### Required task:
Retype each line exactly. Skip images.

### Records for this exercise:
—————

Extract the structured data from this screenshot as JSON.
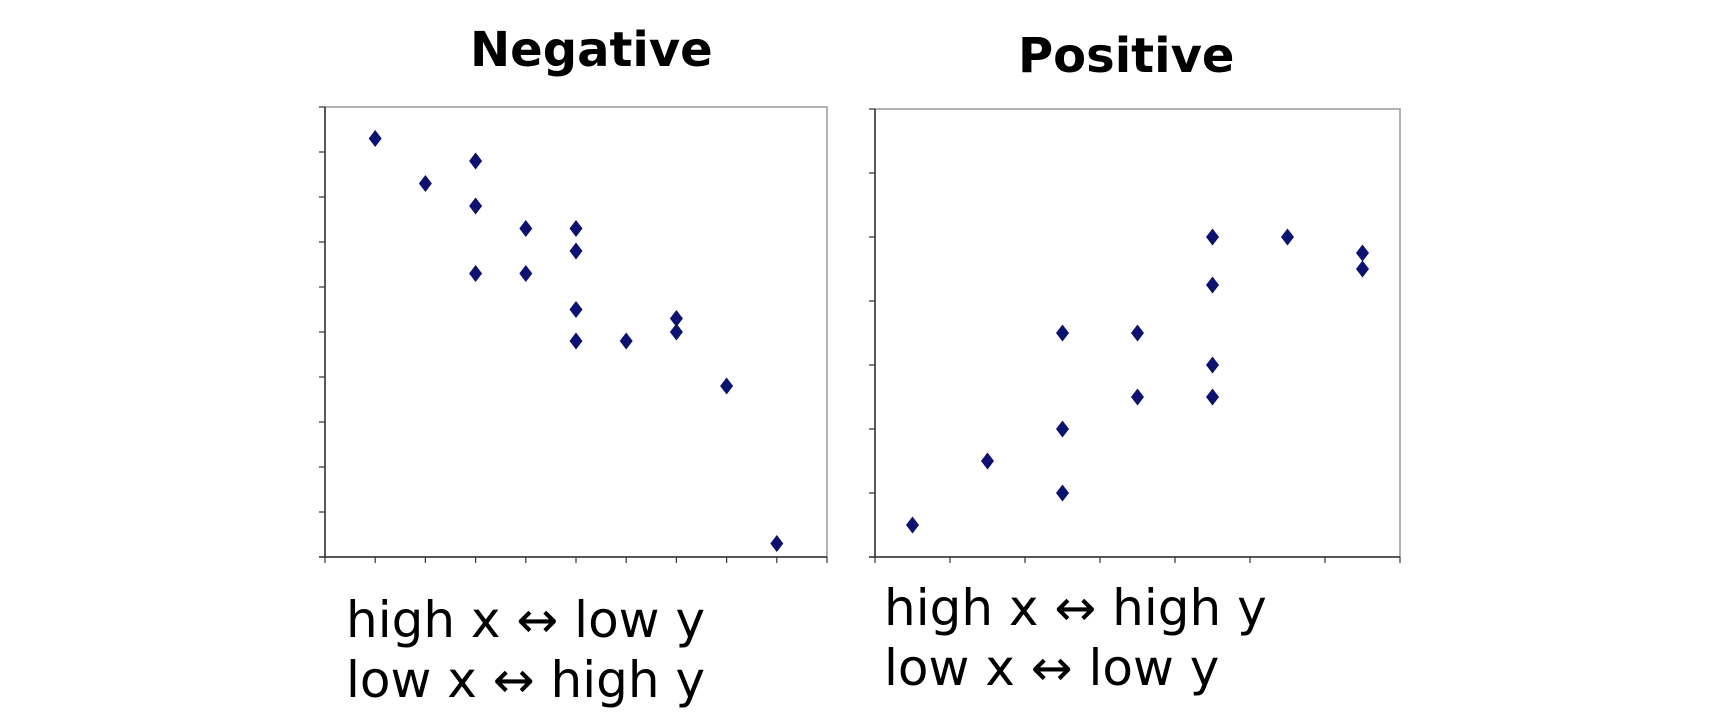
{
  "chart_data": [
    {
      "type": "scatter",
      "title": "Negative",
      "marker_color": "#0d1170",
      "xlim": [
        0,
        10
      ],
      "ylim": [
        0,
        10
      ],
      "grid": false,
      "points": [
        [
          1,
          9.3
        ],
        [
          2,
          8.3
        ],
        [
          3,
          8.8
        ],
        [
          3,
          7.8
        ],
        [
          3,
          6.3
        ],
        [
          4,
          7.3
        ],
        [
          4,
          6.3
        ],
        [
          5,
          7.3
        ],
        [
          5,
          6.8
        ],
        [
          5,
          5.5
        ],
        [
          5,
          4.8
        ],
        [
          6,
          4.8
        ],
        [
          7,
          5.3
        ],
        [
          7,
          5.0
        ],
        [
          8,
          3.8
        ],
        [
          9,
          0.3
        ]
      ],
      "caption_lines": [
        "high x ↔ low y",
        "low x ↔ high y"
      ]
    },
    {
      "type": "scatter",
      "title": "Positive",
      "marker_color": "#0d1170",
      "xlim": [
        0,
        7
      ],
      "ylim": [
        0,
        7
      ],
      "grid": false,
      "points": [
        [
          0.5,
          0.5
        ],
        [
          1.5,
          1.5
        ],
        [
          2.5,
          1.0
        ],
        [
          2.5,
          2.0
        ],
        [
          2.5,
          3.5
        ],
        [
          3.5,
          2.5
        ],
        [
          3.5,
          3.5
        ],
        [
          4.5,
          2.5
        ],
        [
          4.5,
          3.0
        ],
        [
          4.5,
          4.25
        ],
        [
          4.5,
          5.0
        ],
        [
          5.5,
          5.0
        ],
        [
          6.5,
          4.5
        ],
        [
          6.5,
          4.75
        ]
      ],
      "caption_lines": [
        "high x ↔ high y",
        "low x ↔ low y"
      ]
    }
  ]
}
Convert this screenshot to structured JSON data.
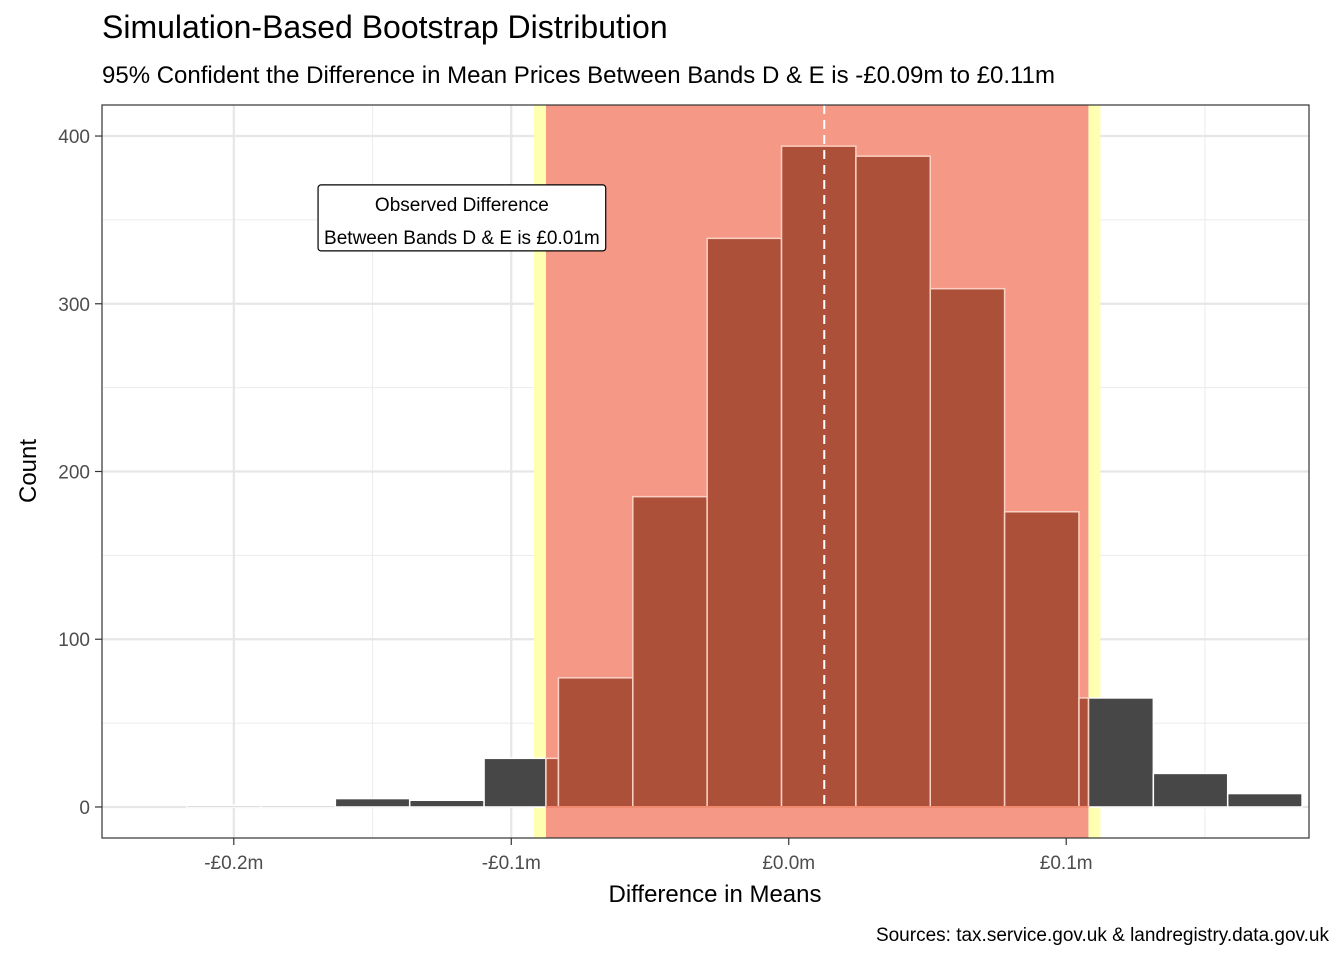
{
  "chart_data": {
    "type": "bar",
    "title": "Simulation-Based Bootstrap Distribution",
    "subtitle": "95% Confident the Difference in Mean Prices Between Bands D & E is -£0.09m to £0.11m",
    "xlabel": "Difference in Means",
    "ylabel": "Count",
    "caption": "Sources: tax.service.gov.uk & landregistry.data.gov.uk",
    "xlim": [
      -0.2475,
      0.1875
    ],
    "ylim": [
      -18.5,
      418.5
    ],
    "x_ticks": [
      -0.2,
      -0.1,
      0.0,
      0.1
    ],
    "x_tick_labels": [
      "-£0.2m",
      "-£0.1m",
      "£0.0m",
      "£0.1m"
    ],
    "y_ticks": [
      0,
      100,
      200,
      300,
      400
    ],
    "y_tick_labels": [
      "0",
      "100",
      "200",
      "300",
      "400"
    ],
    "grid": true,
    "bin_width": 0.0268,
    "bins": [
      {
        "x": -0.2036,
        "count": 1
      },
      {
        "x": -0.1768,
        "count": 1
      },
      {
        "x": -0.15,
        "count": 5
      },
      {
        "x": -0.1232,
        "count": 4
      },
      {
        "x": -0.0964,
        "count": 29
      },
      {
        "x": -0.0696,
        "count": 77
      },
      {
        "x": -0.0428,
        "count": 185
      },
      {
        "x": -0.016,
        "count": 339
      },
      {
        "x": 0.0108,
        "count": 394
      },
      {
        "x": 0.0376,
        "count": 388
      },
      {
        "x": 0.0644,
        "count": 309
      },
      {
        "x": 0.0912,
        "count": 176
      },
      {
        "x": 0.118,
        "count": 65
      },
      {
        "x": 0.1448,
        "count": 20
      },
      {
        "x": 0.1716,
        "count": 8
      }
    ],
    "ci_lower": -0.0875,
    "ci_upper": 0.108,
    "observed_difference": 0.0128,
    "annotation": {
      "line1": "Observed Difference",
      "line2": "Between Bands D & E is £0.01m",
      "x": -0.1178,
      "y": 350
    },
    "colors": {
      "bar_outside": "#474747",
      "bar_inside": "#ad5039",
      "ci_fill": "#f59886",
      "ci_edge": "#ffffb2",
      "observed_line": "#ffffff"
    }
  }
}
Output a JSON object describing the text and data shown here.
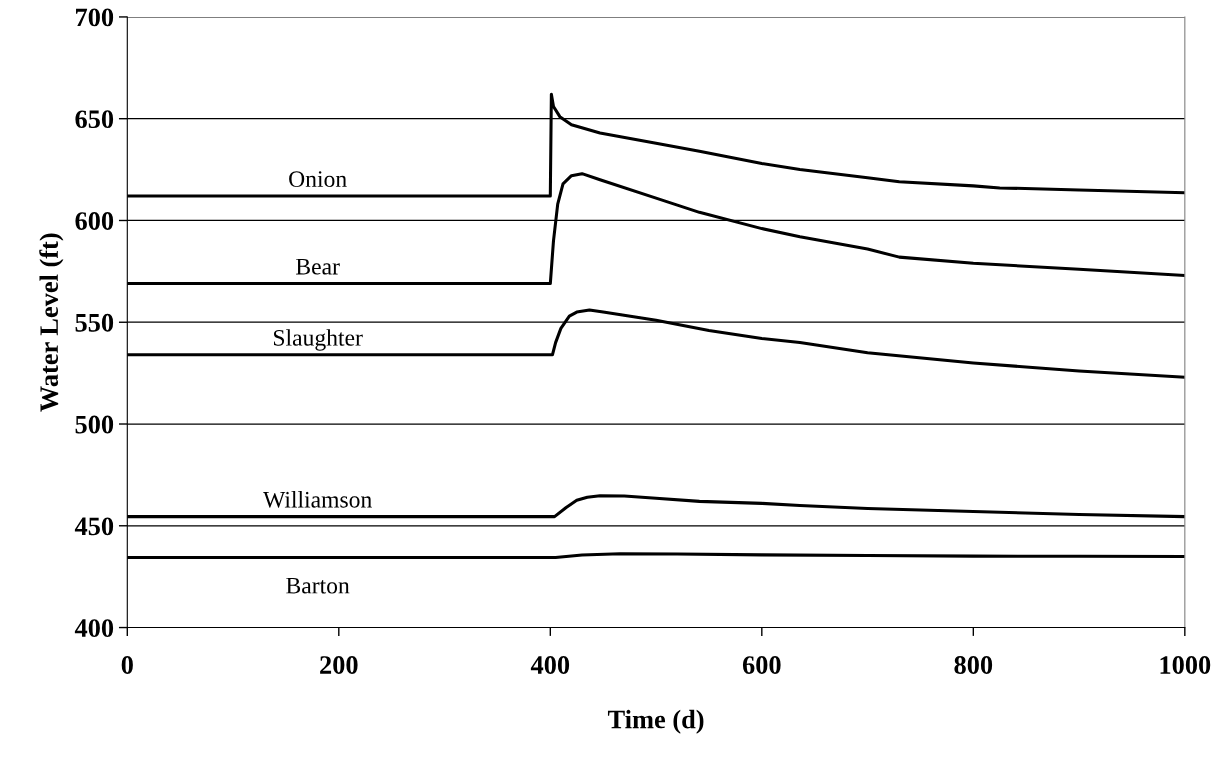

—————

### Task answer:
Extract the structured data from this screenshot as JSON.
{
  "chart_data": [
    {
      "type": "scatter",
      "title": "Negative",
      "marker_color": "#0d1170",
      "xlim": [
        0,
        10
      ],
      "ylim": [
        0,
        10
      ],
      "grid": false,
      "points": [
        [
          1,
          9.3
        ],
        [
          2,
          8.3
        ],
        [
          3,
          8.8
        ],
        [
          3,
          7.8
        ],
        [
          3,
          6.3
        ],
        [
          4,
          7.3
        ],
        [
          4,
          6.3
        ],
        [
          5,
          7.3
        ],
        [
          5,
          6.8
        ],
        [
          5,
          5.5
        ],
        [
          5,
          4.8
        ],
        [
          6,
          4.8
        ],
        [
          7,
          5.3
        ],
        [
          7,
          5.0
        ],
        [
          8,
          3.8
        ],
        [
          9,
          0.3
        ]
      ],
      "caption_lines": [
        "high x ↔ low y",
        "low x ↔ high y"
      ]
    },
    {
      "type": "scatter",
      "title": "Positive",
      "marker_color": "#0d1170",
      "xlim": [
        0,
        7
      ],
      "ylim": [
        0,
        7
      ],
      "grid": false,
      "points": [
        [
          0.5,
          0.5
        ],
        [
          1.5,
          1.5
        ],
        [
          2.5,
          1.0
        ],
        [
          2.5,
          2.0
        ],
        [
          2.5,
          3.5
        ],
        [
          3.5,
          2.5
        ],
        [
          3.5,
          3.5
        ],
        [
          4.5,
          2.5
        ],
        [
          4.5,
          3.0
        ],
        [
          4.5,
          4.25
        ],
        [
          4.5,
          5.0
        ],
        [
          5.5,
          5.0
        ],
        [
          6.5,
          4.5
        ],
        [
          6.5,
          4.75
        ]
      ],
      "caption_lines": [
        "high x ↔ high y",
        "low x ↔ low y"
      ]
    }
  ]
}
Convert this screenshot to structured JSON data.
{
  "chart_data": {
    "type": "bar",
    "title": "Simulation-Based Bootstrap Distribution",
    "subtitle": "95% Confident the Difference in Mean Prices Between Bands D & E is -£0.09m to £0.11m",
    "xlabel": "Difference in Means",
    "ylabel": "Count",
    "caption": "Sources: tax.service.gov.uk & landregistry.data.gov.uk",
    "xlim": [
      -0.2475,
      0.1875
    ],
    "ylim": [
      -18.5,
      418.5
    ],
    "x_ticks": [
      -0.2,
      -0.1,
      0.0,
      0.1
    ],
    "x_tick_labels": [
      "-£0.2m",
      "-£0.1m",
      "£0.0m",
      "£0.1m"
    ],
    "y_ticks": [
      0,
      100,
      200,
      300,
      400
    ],
    "y_tick_labels": [
      "0",
      "100",
      "200",
      "300",
      "400"
    ],
    "grid": true,
    "bin_width": 0.0268,
    "bins": [
      {
        "x": -0.2036,
        "count": 1
      },
      {
        "x": -0.1768,
        "count": 1
      },
      {
        "x": -0.15,
        "count": 5
      },
      {
        "x": -0.1232,
        "count": 4
      },
      {
        "x": -0.0964,
        "count": 29
      },
      {
        "x": -0.0696,
        "count": 77
      },
      {
        "x": -0.0428,
        "count": 185
      },
      {
        "x": -0.016,
        "count": 339
      },
      {
        "x": 0.0108,
        "count": 394
      },
      {
        "x": 0.0376,
        "count": 388
      },
      {
        "x": 0.0644,
        "count": 309
      },
      {
        "x": 0.0912,
        "count": 176
      },
      {
        "x": 0.118,
        "count": 65
      },
      {
        "x": 0.1448,
        "count": 20
      },
      {
        "x": 0.1716,
        "count": 8
      }
    ],
    "ci_lower": -0.0875,
    "ci_upper": 0.108,
    "observed_difference": 0.0128,
    "annotation": {
      "line1": "Observed Difference",
      "line2": "Between Bands D & E is £0.01m",
      "x": -0.1178,
      "y": 350
    },
    "colors": {
      "bar_outside": "#474747",
      "bar_inside": "#ad5039",
      "ci_fill": "#f59886",
      "ci_edge": "#ffffb2",
      "observed_line": "#ffffff"
    }
  }
}
Output a JSON object describing the text and data shown here.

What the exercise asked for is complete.